Aim: Copy each record exactly as it reads, leaving out any pictures it holds.

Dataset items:
________________________________________
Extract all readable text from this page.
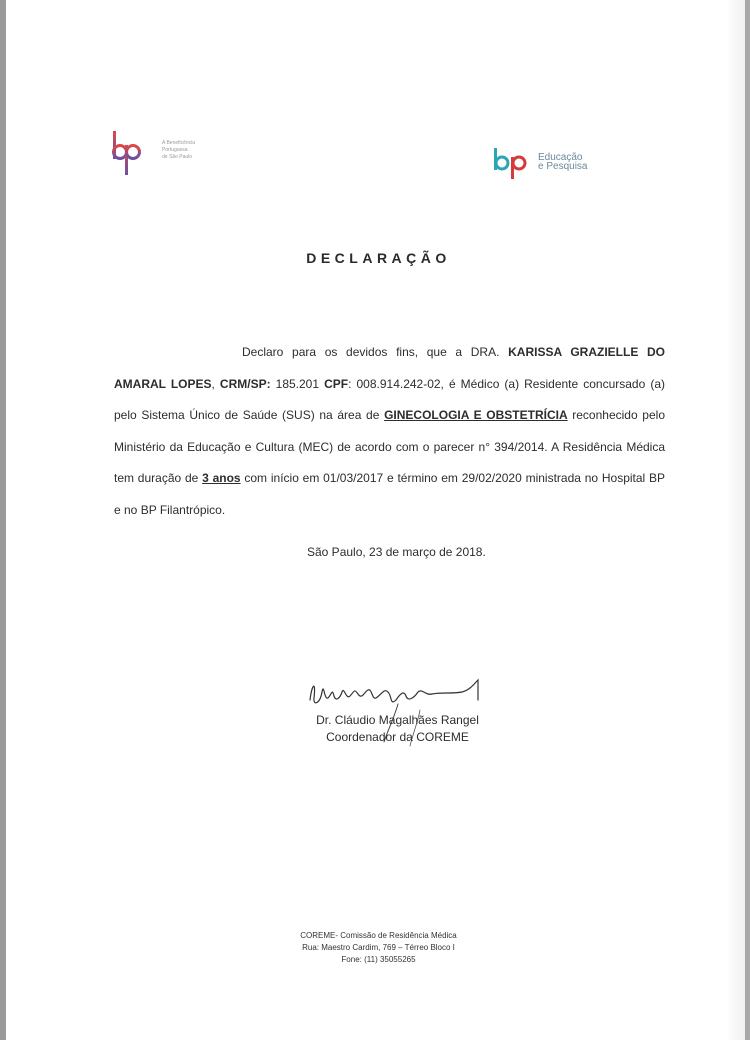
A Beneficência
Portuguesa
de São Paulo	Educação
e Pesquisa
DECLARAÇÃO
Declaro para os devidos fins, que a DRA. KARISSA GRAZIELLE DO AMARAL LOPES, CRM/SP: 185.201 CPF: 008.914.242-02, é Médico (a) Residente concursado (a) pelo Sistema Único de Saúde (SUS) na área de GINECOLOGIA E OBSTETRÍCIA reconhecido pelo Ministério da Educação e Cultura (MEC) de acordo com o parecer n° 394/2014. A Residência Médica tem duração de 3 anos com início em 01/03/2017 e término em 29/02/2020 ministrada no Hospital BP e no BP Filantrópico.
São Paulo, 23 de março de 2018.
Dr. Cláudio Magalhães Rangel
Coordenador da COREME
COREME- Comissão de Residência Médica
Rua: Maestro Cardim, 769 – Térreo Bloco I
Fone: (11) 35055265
________________________________________
Solution to this task:
Extract all readable text from this page.
A Beneficência
Portuguesa
de São Paulo	Educação
e Pesquisa
DECLARAÇÃO
Declaro para os devidos fins, que a DRA. KARISSA GRAZIELLE DO AMARAL LOPES, CRM/SP: 185.201 CPF: 008.914.242-02, é Médico (a) Residente concursado (a) pelo Sistema Único de Saúde (SUS) na área de GINECOLOGIA E OBSTETRÍCIA reconhecido pelo Ministério da Educação e Cultura (MEC) de acordo com o parecer n° 394/2014. A Residência Médica tem duração de 3 anos com início em 01/03/2017 e término em 29/02/2020 ministrada no Hospital BP e no BP Filantrópico.
São Paulo, 23 de março de 2018.
Dr. Cláudio Magalhães Rangel
Coordenador da COREME
COREME- Comissão de Residência Médica
Rua: Maestro Cardim, 769 – Térreo Bloco I
Fone: (11) 35055265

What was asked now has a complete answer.